Annotated element data:
==========
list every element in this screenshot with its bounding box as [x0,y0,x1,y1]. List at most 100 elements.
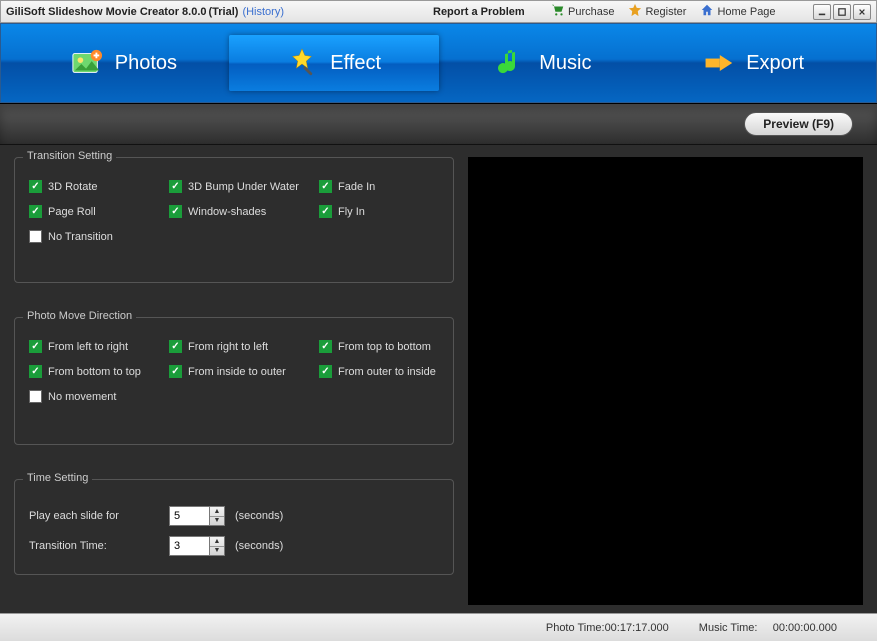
tab-export[interactable]: Export [648,35,858,91]
spinner-up[interactable]: ▲ [210,537,224,547]
checkbox-icon[interactable] [29,205,42,218]
chk-label: From inside to outer [188,366,286,378]
checkbox-icon[interactable] [29,180,42,193]
transition-time-unit: (seconds) [235,540,283,552]
music-icon [495,47,527,79]
chk-label: From left to right [48,341,128,353]
register-link[interactable]: Register [628,3,686,20]
chk-left-right[interactable]: From left to right [29,340,169,353]
tab-effect-label: Effect [330,52,381,75]
chk-label: From outer to inside [338,366,436,378]
chk-label: Fade In [338,181,375,193]
chk-label: Window-shades [188,206,266,218]
effect-icon [286,47,318,79]
transition-title: Transition Setting [23,150,116,162]
checkbox-icon[interactable] [29,390,42,403]
tab-effect[interactable]: Effect [229,35,439,91]
slide-time-row: Play each slide for ▲▼ (seconds) [29,506,439,526]
chk-no-movement[interactable]: No movement [29,390,169,403]
purchase-label: Purchase [568,6,614,18]
chk-3d-bump[interactable]: 3D Bump Under Water [169,180,319,193]
music-time: Music Time: 00:00:00.000 [699,622,837,634]
home-icon [700,3,714,20]
chk-3d-rotate[interactable]: 3D Rotate [29,180,169,193]
transition-time-input[interactable] [169,536,209,556]
chk-label: From right to left [188,341,268,353]
purchase-link[interactable]: Purchase [551,3,614,20]
tab-music[interactable]: Music [439,35,649,91]
slide-time-spinner[interactable]: ▲▼ [169,506,225,526]
status-bar: Photo Time:00:17:17.000 Music Time: 00:0… [0,613,877,641]
spinner-arrows: ▲▼ [209,506,225,526]
chk-bottom-top[interactable]: From bottom to top [29,365,169,378]
checkbox-icon[interactable] [29,365,42,378]
preview-pane [468,157,863,605]
chk-window-shades[interactable]: Window-shades [169,205,319,218]
register-label: Register [645,6,686,18]
chk-label: Fly In [338,206,365,218]
checkbox-icon[interactable] [29,230,42,243]
left-panel: Transition Setting 3D Rotate 3D Bump Und… [14,157,454,605]
spinner-down[interactable]: ▼ [210,517,224,526]
spinner-down[interactable]: ▼ [210,547,224,556]
chk-outer-inside[interactable]: From outer to inside [319,365,449,378]
chk-label: 3D Bump Under Water [188,181,299,193]
preview-strip: Preview (F9) [0,103,877,145]
chk-label: Page Roll [48,206,96,218]
chk-fly-in[interactable]: Fly In [319,205,449,218]
checkbox-icon[interactable] [169,365,182,378]
time-setting-group: Time Setting Play each slide for ▲▼ (sec… [14,479,454,575]
transition-time-spinner[interactable]: ▲▼ [169,536,225,556]
chk-inside-outer[interactable]: From inside to outer [169,365,319,378]
transition-time-row: Transition Time: ▲▼ (seconds) [29,536,439,556]
movedir-grid: From left to right From right to left Fr… [29,340,439,403]
export-icon [702,47,734,79]
slide-time-label: Play each slide for [29,510,159,522]
chk-top-bottom[interactable]: From top to bottom [319,340,449,353]
chk-label: No Transition [48,231,113,243]
window-buttons [813,4,871,20]
chk-label: From bottom to top [48,366,141,378]
main-area: Transition Setting 3D Rotate 3D Bump Und… [0,145,877,613]
transition-setting-group: Transition Setting 3D Rotate 3D Bump Und… [14,157,454,283]
checkbox-icon[interactable] [319,180,332,193]
tab-music-label: Music [539,52,591,75]
star-icon [628,3,642,20]
title-links: Purchase Register Home Page [551,3,776,20]
main-tabs: Photos Effect Music Export [0,23,877,103]
title-bar: GiliSoft Slideshow Movie Creator 8.0.0 (… [0,0,877,23]
home-link[interactable]: Home Page [700,3,775,20]
chk-page-roll[interactable]: Page Roll [29,205,169,218]
checkbox-icon[interactable] [319,340,332,353]
slide-time-input[interactable] [169,506,209,526]
chk-fade-in[interactable]: Fade In [319,180,449,193]
chk-label: 3D Rotate [48,181,98,193]
chk-right-left[interactable]: From right to left [169,340,319,353]
spinner-arrows: ▲▼ [209,536,225,556]
checkbox-icon[interactable] [169,180,182,193]
transition-grid: 3D Rotate 3D Bump Under Water Fade In Pa… [29,180,439,243]
close-button[interactable] [853,4,871,20]
photo-move-group: Photo Move Direction From left to right … [14,317,454,445]
maximize-button[interactable] [833,4,851,20]
chk-no-transition[interactable]: No Transition [29,230,169,243]
history-link[interactable]: (History) [242,6,284,18]
checkbox-icon[interactable] [169,205,182,218]
preview-button[interactable]: Preview (F9) [744,112,853,136]
checkbox-icon[interactable] [319,365,332,378]
spinner-up[interactable]: ▲ [210,507,224,517]
tab-photos[interactable]: Photos [19,35,229,91]
timeset-title: Time Setting [23,472,92,484]
trial-label: (Trial) [209,6,239,18]
cart-icon [551,3,565,20]
tab-export-label: Export [746,52,804,75]
app-title: GiliSoft Slideshow Movie Creator 8.0.0 [6,6,207,18]
report-problem-link[interactable]: Report a Problem [433,6,525,18]
checkbox-icon[interactable] [29,340,42,353]
slide-time-unit: (seconds) [235,510,283,522]
minimize-button[interactable] [813,4,831,20]
tab-photos-label: Photos [115,52,177,75]
home-label: Home Page [717,6,775,18]
checkbox-icon[interactable] [169,340,182,353]
checkbox-icon[interactable] [319,205,332,218]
==========
Reproduce verbatim the span of the data that begins with the line containing "tab-export[interactable]: Export [648,35,858,91]" and ends with the line containing "chk-label: From right", including both of those lines.

tab-export[interactable]: Export [648,35,858,91]
spinner-up[interactable]: ▲ [210,537,224,547]
checkbox-icon[interactable] [29,205,42,218]
chk-label: From inside to outer [188,366,286,378]
checkbox-icon[interactable] [29,180,42,193]
transition-time-unit: (seconds) [235,540,283,552]
music-icon [495,47,527,79]
chk-label: From left to right [48,341,128,353]
register-link[interactable]: Register [628,3,686,20]
chk-left-right[interactable]: From left to right [29,340,169,353]
tab-effect-label: Effect [330,52,381,75]
chk-label: From outer to inside [338,366,436,378]
chk-label: Fade In [338,181,375,193]
chk-label: Window-shades [188,206,266,218]
effect-icon [286,47,318,79]
transition-title: Transition Setting [23,150,116,162]
checkbox-icon[interactable] [29,390,42,403]
tab-effect[interactable]: Effect [229,35,439,91]
slide-time-row: Play each slide for ▲▼ (seconds) [29,506,439,526]
chk-no-movement[interactable]: No movement [29,390,169,403]
purchase-label: Purchase [568,6,614,18]
chk-3d-bump[interactable]: 3D Bump Under Water [169,180,319,193]
music-time: Music Time: 00:00:00.000 [699,622,837,634]
home-icon [700,3,714,20]
chk-3d-rotate[interactable]: 3D Rotate [29,180,169,193]
transition-time-input[interactable] [169,536,209,556]
chk-label: From right to left [188,341,268,353]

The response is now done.